Exercise:
Only a number is wanted: how many lines of the entries include the string "upper"?

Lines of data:
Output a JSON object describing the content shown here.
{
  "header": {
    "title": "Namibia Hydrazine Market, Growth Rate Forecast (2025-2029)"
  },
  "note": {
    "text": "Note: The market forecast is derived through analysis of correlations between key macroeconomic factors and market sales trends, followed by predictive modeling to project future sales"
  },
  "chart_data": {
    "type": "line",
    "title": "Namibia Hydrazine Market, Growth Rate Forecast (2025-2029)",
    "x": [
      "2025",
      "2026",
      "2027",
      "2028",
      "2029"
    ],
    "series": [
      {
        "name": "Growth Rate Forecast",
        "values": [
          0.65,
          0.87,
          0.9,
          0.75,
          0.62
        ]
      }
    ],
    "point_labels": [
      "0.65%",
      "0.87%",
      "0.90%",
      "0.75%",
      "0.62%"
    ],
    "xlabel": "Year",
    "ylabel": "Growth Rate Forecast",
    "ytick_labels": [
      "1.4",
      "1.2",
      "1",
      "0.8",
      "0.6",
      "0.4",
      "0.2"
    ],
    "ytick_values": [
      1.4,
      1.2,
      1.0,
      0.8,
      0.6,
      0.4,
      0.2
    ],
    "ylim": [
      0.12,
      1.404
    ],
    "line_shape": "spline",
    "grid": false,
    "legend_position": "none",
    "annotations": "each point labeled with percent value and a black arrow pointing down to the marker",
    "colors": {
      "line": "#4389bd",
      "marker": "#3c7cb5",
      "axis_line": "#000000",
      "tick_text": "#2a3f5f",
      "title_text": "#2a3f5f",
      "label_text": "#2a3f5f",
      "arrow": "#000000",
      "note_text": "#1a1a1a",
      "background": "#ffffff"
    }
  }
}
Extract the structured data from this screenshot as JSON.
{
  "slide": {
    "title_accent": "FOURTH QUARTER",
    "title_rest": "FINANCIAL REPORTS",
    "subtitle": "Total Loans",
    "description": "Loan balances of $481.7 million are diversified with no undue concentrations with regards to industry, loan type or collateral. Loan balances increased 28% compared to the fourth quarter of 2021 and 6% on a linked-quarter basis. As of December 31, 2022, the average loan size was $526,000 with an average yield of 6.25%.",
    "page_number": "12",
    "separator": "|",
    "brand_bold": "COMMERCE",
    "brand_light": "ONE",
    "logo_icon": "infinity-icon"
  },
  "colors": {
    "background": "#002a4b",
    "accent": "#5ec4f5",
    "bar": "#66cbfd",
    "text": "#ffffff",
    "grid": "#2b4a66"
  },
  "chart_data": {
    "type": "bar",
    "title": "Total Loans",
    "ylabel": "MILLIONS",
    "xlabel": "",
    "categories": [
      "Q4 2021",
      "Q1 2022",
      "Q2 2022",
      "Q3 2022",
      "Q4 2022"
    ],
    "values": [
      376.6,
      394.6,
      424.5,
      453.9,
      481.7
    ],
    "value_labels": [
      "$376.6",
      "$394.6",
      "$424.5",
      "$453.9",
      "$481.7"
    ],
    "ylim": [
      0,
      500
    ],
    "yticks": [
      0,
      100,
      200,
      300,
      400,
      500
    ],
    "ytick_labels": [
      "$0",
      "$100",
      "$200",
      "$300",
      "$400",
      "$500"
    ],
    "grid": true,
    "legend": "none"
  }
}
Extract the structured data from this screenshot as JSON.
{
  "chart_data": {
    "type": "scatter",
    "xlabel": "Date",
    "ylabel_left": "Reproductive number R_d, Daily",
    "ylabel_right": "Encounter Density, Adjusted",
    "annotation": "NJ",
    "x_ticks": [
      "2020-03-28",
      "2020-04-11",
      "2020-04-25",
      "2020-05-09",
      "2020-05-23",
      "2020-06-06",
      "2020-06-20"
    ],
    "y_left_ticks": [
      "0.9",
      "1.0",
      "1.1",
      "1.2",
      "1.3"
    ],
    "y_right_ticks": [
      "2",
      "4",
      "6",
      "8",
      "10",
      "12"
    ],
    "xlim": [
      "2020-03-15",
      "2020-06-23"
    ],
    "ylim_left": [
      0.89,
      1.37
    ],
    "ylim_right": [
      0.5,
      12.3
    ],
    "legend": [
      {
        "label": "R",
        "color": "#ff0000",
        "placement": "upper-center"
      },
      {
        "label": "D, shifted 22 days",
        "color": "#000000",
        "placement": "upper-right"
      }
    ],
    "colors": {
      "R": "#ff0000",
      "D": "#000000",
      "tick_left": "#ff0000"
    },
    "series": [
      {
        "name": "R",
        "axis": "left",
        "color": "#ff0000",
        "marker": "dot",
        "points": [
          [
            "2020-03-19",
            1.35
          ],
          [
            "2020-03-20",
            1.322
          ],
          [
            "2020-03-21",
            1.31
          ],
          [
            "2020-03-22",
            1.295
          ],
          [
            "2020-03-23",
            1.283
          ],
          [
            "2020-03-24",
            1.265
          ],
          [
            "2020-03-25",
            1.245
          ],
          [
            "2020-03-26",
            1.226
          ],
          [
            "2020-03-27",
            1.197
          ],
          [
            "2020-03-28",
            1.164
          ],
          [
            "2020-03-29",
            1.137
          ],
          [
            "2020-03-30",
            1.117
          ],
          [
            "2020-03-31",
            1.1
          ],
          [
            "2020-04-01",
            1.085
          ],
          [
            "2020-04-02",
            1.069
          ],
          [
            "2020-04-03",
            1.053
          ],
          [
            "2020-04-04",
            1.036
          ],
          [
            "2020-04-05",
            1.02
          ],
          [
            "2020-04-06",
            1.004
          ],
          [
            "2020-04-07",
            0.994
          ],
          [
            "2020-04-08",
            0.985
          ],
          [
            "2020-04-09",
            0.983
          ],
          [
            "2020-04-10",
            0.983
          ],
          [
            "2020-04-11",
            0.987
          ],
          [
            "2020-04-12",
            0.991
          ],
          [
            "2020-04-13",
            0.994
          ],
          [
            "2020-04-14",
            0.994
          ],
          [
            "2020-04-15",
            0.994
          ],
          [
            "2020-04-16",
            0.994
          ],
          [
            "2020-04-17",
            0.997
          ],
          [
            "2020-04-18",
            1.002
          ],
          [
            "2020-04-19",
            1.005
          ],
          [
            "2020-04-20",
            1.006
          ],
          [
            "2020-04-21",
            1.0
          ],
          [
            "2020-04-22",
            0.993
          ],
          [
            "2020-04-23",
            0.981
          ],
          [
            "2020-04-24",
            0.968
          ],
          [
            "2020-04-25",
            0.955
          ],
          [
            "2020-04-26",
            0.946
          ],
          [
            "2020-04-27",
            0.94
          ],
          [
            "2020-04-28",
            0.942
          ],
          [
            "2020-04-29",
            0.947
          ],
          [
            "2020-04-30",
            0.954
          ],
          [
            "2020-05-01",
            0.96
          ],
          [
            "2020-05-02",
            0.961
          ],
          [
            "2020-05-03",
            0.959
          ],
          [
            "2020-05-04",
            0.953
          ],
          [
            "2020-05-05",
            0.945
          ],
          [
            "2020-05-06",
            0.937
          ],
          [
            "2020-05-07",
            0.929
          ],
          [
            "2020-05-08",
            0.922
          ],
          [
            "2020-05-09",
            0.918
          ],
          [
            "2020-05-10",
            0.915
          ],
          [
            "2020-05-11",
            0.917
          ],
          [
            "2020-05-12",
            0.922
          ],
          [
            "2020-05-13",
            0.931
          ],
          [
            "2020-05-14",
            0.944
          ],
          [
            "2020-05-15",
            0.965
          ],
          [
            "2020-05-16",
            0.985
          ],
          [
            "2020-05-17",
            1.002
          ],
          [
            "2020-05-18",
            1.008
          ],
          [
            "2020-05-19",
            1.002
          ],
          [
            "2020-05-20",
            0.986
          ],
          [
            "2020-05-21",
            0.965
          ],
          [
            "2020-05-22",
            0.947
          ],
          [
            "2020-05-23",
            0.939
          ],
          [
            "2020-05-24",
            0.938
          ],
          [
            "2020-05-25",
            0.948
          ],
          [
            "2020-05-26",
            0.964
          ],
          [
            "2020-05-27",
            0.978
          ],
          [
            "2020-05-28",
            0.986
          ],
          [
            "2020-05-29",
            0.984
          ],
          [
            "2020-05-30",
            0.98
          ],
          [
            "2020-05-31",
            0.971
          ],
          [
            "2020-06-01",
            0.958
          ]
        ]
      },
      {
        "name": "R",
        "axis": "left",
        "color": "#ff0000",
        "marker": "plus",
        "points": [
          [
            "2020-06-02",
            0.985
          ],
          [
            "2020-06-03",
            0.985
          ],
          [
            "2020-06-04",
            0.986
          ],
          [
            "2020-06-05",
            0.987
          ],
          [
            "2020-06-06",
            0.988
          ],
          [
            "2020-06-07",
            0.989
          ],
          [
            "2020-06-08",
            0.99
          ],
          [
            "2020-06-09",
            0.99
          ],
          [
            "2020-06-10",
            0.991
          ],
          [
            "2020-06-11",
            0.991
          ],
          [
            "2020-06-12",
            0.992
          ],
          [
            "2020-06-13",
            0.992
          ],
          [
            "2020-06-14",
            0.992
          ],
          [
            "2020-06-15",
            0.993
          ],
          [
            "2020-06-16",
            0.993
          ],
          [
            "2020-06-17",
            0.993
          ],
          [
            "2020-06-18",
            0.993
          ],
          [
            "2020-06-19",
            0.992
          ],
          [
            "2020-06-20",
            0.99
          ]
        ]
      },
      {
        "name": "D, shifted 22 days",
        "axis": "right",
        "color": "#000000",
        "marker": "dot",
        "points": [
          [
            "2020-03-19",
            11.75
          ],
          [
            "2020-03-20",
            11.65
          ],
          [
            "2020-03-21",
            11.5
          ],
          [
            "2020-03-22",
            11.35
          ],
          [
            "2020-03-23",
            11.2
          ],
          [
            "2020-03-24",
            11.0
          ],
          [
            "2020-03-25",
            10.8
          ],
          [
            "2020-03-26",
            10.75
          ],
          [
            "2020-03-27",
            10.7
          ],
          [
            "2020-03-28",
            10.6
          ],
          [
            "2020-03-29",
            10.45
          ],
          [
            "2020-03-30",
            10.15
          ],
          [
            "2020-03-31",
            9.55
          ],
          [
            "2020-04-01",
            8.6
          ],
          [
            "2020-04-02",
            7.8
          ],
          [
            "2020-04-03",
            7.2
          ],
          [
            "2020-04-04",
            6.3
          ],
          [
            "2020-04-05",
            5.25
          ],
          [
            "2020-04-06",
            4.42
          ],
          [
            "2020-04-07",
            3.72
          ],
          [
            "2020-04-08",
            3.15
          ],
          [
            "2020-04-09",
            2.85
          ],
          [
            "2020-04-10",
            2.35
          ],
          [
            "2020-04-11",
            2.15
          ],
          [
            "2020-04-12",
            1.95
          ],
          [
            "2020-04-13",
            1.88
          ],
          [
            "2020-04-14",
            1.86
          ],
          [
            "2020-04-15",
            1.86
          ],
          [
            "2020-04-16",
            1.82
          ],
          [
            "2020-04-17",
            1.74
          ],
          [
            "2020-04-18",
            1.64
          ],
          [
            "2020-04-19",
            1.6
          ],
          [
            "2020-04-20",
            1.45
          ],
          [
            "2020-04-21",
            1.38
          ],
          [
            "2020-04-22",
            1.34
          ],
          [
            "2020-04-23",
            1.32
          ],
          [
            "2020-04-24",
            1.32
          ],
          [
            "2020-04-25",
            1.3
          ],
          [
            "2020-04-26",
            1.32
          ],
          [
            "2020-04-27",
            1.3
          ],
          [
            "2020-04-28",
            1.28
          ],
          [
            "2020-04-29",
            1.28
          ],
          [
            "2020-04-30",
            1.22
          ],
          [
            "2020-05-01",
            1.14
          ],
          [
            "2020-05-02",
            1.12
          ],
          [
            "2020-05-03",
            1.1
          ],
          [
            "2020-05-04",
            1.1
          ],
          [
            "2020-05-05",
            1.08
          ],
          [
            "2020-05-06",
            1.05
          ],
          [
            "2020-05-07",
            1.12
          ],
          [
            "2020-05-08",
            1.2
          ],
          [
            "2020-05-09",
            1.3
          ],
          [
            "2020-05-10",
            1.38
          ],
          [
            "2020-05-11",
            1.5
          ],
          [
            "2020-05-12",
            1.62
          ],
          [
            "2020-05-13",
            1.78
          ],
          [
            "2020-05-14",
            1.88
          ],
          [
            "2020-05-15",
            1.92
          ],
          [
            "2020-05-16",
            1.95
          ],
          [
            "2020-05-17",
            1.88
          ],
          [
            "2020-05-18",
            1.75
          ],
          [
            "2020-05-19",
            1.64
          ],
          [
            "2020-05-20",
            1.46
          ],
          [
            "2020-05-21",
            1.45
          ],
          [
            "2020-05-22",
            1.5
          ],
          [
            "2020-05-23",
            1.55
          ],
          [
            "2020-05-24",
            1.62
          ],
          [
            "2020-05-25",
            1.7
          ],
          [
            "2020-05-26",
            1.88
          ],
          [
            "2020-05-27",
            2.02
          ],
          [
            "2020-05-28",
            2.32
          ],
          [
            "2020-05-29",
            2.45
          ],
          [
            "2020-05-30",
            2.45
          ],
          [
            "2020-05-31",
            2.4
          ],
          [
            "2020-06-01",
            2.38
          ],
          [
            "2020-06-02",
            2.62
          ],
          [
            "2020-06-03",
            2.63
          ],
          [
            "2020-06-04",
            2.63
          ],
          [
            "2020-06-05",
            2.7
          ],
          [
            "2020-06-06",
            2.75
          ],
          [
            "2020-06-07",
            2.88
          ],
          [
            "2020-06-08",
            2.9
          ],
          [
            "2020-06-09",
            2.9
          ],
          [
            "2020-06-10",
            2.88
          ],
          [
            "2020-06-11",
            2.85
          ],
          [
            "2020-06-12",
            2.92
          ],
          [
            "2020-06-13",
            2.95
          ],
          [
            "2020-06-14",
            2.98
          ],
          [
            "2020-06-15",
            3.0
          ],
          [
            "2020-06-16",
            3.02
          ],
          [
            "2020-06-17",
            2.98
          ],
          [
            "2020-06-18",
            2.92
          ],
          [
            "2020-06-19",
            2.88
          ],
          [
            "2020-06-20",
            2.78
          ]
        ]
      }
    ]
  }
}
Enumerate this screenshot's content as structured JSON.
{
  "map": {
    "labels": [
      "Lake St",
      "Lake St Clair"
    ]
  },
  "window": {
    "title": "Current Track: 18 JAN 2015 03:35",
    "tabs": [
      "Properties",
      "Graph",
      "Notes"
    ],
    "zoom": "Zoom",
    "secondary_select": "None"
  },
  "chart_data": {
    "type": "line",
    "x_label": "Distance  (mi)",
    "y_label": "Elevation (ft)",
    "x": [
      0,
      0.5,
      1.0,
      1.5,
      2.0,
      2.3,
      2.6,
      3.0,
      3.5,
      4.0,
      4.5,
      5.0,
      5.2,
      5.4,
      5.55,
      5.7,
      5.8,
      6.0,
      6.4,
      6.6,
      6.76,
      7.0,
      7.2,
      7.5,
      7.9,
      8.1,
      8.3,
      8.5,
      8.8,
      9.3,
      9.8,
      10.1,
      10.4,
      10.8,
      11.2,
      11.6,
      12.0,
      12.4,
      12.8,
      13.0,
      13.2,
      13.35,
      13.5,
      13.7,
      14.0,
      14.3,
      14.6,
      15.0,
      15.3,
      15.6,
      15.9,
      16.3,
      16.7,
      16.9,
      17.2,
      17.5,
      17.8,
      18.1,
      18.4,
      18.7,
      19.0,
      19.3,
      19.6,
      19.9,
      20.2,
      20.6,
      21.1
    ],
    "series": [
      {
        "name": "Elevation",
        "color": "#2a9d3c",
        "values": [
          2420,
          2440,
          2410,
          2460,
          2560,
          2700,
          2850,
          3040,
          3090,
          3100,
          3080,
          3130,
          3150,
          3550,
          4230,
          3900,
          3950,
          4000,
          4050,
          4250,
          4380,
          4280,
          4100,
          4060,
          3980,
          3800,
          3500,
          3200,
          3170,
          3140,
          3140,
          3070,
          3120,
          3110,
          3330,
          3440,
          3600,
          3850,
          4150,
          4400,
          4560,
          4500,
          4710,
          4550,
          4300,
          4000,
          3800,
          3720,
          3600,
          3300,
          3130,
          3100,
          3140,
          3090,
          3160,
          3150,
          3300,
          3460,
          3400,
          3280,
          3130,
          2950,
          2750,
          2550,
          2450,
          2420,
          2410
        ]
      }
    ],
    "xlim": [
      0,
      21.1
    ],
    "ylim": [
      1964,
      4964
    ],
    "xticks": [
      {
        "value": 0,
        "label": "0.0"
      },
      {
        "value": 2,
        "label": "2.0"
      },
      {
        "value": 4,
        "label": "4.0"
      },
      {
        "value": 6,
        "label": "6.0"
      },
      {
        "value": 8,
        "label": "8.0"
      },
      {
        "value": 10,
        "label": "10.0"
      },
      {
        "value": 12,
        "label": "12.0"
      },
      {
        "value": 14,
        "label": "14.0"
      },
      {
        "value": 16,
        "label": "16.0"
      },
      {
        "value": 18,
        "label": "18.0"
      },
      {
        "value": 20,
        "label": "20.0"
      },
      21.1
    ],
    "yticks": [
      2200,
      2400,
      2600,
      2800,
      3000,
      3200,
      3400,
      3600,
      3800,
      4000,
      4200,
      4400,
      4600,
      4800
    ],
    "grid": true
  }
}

Result of this task:
2